● **WRITTEN REQUEST**
Please lay out the records as a Markdown table with the columns "Row" and "Line", starting at the first line of the records and ending at the line containing "title: of [1388,265,1477,397]", both included. Skip any blank lines.

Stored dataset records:
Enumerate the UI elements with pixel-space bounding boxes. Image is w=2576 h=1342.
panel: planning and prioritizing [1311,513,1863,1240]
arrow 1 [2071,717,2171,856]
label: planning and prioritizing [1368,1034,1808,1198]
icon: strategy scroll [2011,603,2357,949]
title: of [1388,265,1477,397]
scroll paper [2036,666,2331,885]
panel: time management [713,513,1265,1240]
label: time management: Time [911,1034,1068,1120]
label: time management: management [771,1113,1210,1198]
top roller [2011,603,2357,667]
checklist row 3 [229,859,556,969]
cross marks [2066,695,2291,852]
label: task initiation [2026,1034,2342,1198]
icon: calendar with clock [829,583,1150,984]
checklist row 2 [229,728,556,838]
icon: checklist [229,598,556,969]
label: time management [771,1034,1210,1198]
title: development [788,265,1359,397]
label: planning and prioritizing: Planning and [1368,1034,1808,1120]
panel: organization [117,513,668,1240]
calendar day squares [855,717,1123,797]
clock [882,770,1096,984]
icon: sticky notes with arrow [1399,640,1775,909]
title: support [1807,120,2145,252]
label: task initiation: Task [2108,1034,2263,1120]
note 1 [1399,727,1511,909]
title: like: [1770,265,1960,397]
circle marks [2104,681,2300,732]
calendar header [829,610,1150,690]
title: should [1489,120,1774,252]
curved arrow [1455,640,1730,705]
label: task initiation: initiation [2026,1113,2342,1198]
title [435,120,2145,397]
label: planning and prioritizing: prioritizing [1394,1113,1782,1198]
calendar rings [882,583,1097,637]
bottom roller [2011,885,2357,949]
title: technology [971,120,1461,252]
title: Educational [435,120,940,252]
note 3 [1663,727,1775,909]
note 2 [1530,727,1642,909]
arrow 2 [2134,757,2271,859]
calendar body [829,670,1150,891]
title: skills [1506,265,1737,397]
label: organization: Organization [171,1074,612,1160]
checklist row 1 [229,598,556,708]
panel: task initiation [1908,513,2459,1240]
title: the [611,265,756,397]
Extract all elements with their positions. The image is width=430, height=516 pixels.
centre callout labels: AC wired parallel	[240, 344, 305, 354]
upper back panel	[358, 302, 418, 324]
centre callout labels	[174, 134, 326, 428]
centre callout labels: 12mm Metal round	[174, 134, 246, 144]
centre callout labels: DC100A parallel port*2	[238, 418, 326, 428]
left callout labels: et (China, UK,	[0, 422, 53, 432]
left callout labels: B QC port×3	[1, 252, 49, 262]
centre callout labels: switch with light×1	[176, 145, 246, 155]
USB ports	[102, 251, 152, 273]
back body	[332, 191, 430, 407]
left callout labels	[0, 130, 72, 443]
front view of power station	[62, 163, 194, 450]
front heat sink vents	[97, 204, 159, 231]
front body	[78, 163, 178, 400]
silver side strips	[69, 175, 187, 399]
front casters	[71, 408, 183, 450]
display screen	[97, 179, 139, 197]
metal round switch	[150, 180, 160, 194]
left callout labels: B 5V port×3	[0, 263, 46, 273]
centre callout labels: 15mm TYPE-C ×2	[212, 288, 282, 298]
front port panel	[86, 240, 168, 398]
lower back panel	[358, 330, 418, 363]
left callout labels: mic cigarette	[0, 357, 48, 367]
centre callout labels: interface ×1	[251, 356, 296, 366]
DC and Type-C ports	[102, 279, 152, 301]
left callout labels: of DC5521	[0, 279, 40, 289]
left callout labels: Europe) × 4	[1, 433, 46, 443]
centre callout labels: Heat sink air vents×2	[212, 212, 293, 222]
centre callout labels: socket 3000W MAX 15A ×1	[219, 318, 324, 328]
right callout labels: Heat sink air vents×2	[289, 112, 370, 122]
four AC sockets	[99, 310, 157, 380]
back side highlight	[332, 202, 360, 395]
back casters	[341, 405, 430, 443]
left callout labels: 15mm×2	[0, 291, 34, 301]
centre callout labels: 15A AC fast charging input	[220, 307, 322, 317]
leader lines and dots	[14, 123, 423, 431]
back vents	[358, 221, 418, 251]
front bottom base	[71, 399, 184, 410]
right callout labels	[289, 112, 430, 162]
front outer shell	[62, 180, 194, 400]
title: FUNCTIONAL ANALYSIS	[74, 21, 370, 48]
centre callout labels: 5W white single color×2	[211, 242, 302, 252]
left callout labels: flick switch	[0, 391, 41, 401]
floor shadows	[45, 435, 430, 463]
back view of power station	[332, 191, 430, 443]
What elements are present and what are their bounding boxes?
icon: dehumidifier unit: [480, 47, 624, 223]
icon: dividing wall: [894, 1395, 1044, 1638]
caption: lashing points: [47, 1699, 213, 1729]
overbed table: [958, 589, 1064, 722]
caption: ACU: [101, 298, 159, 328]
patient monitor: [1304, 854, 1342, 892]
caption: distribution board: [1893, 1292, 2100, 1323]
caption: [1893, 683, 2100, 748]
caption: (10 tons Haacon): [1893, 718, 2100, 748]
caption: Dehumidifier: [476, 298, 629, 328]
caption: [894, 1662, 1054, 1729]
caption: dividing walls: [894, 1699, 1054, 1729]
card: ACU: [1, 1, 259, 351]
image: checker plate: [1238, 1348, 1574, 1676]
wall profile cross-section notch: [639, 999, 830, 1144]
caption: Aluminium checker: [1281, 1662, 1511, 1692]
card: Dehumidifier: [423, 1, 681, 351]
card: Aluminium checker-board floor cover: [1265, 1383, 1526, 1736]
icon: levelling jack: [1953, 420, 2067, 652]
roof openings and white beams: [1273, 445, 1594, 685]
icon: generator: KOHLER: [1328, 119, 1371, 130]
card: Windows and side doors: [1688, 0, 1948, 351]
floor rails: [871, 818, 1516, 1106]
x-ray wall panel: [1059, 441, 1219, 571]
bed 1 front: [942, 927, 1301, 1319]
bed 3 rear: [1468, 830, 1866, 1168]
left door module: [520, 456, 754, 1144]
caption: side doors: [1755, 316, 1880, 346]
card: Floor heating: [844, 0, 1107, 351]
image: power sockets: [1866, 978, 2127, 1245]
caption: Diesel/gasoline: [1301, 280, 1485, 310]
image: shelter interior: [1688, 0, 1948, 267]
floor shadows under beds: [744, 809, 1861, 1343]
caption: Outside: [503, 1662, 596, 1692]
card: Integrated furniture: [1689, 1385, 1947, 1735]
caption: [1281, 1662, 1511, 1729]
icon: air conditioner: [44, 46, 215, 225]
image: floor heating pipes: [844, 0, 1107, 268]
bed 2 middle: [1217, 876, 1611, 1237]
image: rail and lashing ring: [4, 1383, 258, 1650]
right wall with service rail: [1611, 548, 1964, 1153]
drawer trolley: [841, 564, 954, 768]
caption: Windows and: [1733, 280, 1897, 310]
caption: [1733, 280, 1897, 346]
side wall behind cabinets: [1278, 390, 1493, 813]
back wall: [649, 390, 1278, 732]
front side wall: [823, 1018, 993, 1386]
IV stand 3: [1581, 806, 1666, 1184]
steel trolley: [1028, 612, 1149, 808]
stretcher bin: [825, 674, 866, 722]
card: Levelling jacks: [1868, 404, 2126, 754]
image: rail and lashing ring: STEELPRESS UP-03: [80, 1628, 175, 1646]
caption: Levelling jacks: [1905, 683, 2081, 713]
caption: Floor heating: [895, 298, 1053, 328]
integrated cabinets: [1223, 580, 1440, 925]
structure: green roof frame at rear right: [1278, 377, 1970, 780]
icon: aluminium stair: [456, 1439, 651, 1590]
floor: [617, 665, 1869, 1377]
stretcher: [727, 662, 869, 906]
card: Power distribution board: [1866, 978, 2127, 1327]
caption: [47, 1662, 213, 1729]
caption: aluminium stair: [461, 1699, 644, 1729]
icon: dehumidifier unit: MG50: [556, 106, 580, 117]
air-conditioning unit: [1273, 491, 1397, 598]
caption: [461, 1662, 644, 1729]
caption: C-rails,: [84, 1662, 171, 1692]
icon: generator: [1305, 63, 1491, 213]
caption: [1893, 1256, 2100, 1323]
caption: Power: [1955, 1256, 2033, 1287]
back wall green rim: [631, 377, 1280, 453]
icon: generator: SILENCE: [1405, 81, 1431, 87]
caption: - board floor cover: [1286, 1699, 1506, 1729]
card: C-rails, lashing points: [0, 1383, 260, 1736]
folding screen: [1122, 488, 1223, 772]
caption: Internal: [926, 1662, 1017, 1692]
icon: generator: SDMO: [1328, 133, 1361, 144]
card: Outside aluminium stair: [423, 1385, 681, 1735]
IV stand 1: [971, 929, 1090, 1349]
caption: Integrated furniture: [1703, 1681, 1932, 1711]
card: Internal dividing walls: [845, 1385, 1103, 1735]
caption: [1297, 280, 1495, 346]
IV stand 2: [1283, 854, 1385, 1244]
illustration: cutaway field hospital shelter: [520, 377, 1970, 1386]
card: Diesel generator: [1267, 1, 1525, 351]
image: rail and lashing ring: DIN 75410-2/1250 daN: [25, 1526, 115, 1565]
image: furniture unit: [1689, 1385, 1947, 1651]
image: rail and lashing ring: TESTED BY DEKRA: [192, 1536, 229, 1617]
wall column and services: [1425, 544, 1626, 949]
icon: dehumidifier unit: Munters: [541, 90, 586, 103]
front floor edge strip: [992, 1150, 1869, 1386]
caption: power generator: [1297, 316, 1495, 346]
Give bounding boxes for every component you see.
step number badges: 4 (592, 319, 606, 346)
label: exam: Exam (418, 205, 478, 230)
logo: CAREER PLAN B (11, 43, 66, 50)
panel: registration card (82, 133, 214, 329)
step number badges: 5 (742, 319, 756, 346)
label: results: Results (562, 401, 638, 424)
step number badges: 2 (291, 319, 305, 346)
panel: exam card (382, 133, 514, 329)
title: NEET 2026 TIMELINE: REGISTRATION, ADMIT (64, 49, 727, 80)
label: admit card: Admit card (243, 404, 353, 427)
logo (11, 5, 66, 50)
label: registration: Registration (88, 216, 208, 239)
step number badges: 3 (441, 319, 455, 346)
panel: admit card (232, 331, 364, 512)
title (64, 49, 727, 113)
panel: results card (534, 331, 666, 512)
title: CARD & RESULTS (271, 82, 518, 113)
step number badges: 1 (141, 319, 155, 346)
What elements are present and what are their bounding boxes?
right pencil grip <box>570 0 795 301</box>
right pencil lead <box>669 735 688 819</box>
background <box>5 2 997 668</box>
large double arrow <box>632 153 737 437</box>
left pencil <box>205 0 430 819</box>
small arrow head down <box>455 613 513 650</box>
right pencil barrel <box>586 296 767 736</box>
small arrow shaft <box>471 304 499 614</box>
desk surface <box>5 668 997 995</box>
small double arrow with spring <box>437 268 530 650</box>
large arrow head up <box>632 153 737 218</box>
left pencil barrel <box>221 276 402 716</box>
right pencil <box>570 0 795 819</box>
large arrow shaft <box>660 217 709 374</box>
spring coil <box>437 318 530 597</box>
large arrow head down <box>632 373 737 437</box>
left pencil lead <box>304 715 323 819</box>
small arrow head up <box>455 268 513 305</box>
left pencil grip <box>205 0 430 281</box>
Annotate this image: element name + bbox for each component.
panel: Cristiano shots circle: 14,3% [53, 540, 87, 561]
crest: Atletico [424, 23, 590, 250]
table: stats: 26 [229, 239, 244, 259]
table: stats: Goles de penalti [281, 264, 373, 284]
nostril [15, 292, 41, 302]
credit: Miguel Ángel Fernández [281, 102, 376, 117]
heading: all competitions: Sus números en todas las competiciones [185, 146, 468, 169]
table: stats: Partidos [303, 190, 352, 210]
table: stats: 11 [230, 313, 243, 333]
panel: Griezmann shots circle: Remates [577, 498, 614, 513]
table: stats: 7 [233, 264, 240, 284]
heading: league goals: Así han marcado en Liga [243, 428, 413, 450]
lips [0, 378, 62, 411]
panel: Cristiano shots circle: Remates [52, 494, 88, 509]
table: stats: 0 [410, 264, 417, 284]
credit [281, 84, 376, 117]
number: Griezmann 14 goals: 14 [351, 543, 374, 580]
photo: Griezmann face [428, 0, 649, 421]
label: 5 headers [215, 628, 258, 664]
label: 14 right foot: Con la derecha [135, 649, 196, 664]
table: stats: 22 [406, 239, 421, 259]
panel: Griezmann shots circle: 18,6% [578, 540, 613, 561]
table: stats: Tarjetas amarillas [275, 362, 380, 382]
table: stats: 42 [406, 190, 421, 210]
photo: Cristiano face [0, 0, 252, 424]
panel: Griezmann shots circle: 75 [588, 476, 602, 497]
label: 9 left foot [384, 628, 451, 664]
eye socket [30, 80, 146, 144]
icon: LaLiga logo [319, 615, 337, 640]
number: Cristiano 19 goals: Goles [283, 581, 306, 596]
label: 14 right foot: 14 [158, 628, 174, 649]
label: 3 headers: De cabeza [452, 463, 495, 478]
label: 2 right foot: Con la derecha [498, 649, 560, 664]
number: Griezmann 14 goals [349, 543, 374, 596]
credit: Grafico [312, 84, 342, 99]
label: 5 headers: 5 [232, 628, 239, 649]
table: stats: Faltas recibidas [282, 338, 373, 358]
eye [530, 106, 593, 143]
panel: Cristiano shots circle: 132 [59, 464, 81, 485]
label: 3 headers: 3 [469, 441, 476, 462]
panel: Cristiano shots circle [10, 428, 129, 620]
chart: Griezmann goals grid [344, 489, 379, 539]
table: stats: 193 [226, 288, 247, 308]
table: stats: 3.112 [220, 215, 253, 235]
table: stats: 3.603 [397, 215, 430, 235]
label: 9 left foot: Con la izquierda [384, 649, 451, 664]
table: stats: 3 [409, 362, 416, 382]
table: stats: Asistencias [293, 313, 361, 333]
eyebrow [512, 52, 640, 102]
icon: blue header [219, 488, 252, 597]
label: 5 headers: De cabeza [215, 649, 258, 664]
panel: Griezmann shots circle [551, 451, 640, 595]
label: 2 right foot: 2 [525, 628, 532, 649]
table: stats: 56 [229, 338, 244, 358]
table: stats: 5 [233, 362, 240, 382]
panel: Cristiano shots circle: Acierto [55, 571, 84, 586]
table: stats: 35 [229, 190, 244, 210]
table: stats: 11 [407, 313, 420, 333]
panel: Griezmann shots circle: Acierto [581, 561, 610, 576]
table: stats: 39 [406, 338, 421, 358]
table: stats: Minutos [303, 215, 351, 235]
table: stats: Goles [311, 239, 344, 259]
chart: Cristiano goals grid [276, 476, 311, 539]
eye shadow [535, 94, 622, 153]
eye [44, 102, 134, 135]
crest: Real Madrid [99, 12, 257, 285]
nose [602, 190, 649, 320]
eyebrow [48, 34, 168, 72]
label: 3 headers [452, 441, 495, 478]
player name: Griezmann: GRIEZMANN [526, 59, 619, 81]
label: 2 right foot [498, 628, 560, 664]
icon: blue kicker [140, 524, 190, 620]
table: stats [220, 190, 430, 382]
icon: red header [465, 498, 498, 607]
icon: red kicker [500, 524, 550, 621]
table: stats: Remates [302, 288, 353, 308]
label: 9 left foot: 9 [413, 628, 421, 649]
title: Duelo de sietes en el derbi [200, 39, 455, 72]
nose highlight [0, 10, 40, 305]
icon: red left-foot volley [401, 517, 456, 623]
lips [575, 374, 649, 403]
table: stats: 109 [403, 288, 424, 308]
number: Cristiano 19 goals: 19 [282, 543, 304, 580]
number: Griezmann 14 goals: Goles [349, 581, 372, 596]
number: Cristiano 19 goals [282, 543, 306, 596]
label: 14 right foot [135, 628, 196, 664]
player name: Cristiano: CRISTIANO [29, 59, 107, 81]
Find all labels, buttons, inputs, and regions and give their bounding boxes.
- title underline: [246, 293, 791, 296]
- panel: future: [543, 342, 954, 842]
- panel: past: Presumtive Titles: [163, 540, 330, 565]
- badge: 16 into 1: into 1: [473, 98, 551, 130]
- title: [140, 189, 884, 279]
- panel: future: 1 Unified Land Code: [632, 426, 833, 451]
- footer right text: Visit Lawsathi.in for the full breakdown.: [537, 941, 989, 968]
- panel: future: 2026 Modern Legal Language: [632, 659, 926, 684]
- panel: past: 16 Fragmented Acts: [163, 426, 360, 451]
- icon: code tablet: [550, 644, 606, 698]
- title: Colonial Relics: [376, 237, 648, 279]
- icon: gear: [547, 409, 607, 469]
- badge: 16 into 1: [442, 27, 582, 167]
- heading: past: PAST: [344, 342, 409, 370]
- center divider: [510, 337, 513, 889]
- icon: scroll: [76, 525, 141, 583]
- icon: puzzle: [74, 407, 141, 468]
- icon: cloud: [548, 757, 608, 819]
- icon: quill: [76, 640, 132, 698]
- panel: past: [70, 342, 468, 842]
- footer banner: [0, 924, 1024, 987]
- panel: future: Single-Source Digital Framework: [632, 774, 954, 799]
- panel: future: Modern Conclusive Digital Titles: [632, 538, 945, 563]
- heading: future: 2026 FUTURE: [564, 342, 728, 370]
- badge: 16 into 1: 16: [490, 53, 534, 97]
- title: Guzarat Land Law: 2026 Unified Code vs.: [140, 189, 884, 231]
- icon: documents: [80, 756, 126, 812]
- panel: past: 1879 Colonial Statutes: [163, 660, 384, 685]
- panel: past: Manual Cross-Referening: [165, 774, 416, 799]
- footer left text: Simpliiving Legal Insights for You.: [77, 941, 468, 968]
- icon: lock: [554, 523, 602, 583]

● **PROBLEM SOLUTION**
| Row | Line |
|---|---|
| 1 | Enumerate the UI elements with pixel-space bounding boxes. Image is w=2576 h=1342. |
| 2 | panel: planning and prioritizing [1311,513,1863,1240] |
| 3 | arrow 1 [2071,717,2171,856] |
| 4 | label: planning and prioritizing [1368,1034,1808,1198] |
| 5 | icon: strategy scroll [2011,603,2357,949] |
| 6 | title: of [1388,265,1477,397] |